> Work to complete: For the entries below, how many lines include the word "околната"? Give the figure and nothing more.

* begin *

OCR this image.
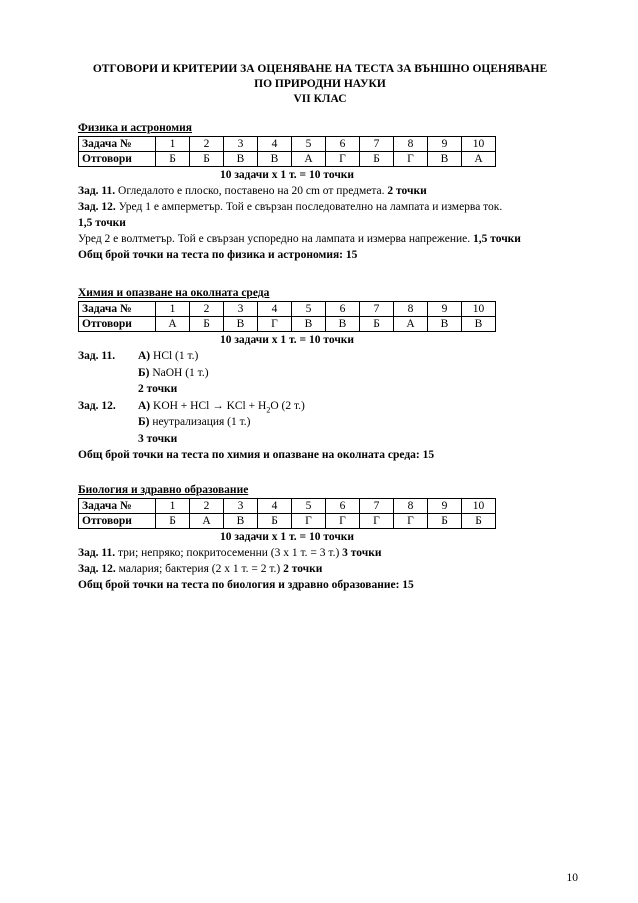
ОТГОВОРИ И КРИТЕРИИ ЗА ОЦЕНЯВАНЕ НА ТЕСТА ЗА ВЪНШНО ОЦЕНЯВАНЕ
ПО ПРИРОДНИ НАУКИ
VII КЛАС
Физика и астрономия
Задача №	1	2	3	4	5	6	7	8	9	10
Отговори	Б	Б	В	В	А	Г	Б	Г	В	А
10 задачи х 1 т. = 10 точки
Зад. 11. Огледалото е плоско, поставено на 20 cm от предмета. 2 точки
Зад. 12. Уред 1 е амперметър. Той е свързан последователно на лампата и измерва ток.
1,5 точки
Уред 2 е волтметър. Той е свързан успоредно на лампата и измерва напрежение. 1,5 точки
Общ брой точки на теста по физика и астрономия: 15
Химия и опазване на околната среда
Задача №	1	2	3	4	5	6	7	8	9	10
Отговори	А	Б	В	Г	В	В	Б	А	В	В
10 задачи х 1 т. = 10 точки
Зад. 11.	А) HCl (1 т.)
Б) NaOH (1 т.)
2 точки
Зад. 12.	А) KOH + HCl → KCl + $H_2O$ (2 т.)
Б) неутрализация (1 т.)
3 точки
Общ брой точки на теста по химия и опазване на околната среда: 15
Биология и здравно образование
Задача №	1	2	3	4	5	6	7	8	9	10
Отговори	Б	А	В	Б	Г	Г	Г	Г	Б	Б
10 задачи х 1 т. = 10 точки
Зад. 11. три; непряко; покритосеменни (3 х 1 т. = 3 т.) 3 точки
Зад. 12. малария; бактерия (2 х 1 т. = 2 т.) 2 точки
Общ брой точки на теста по биология и здравно образование: 15
10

* end *

> Written solution: 2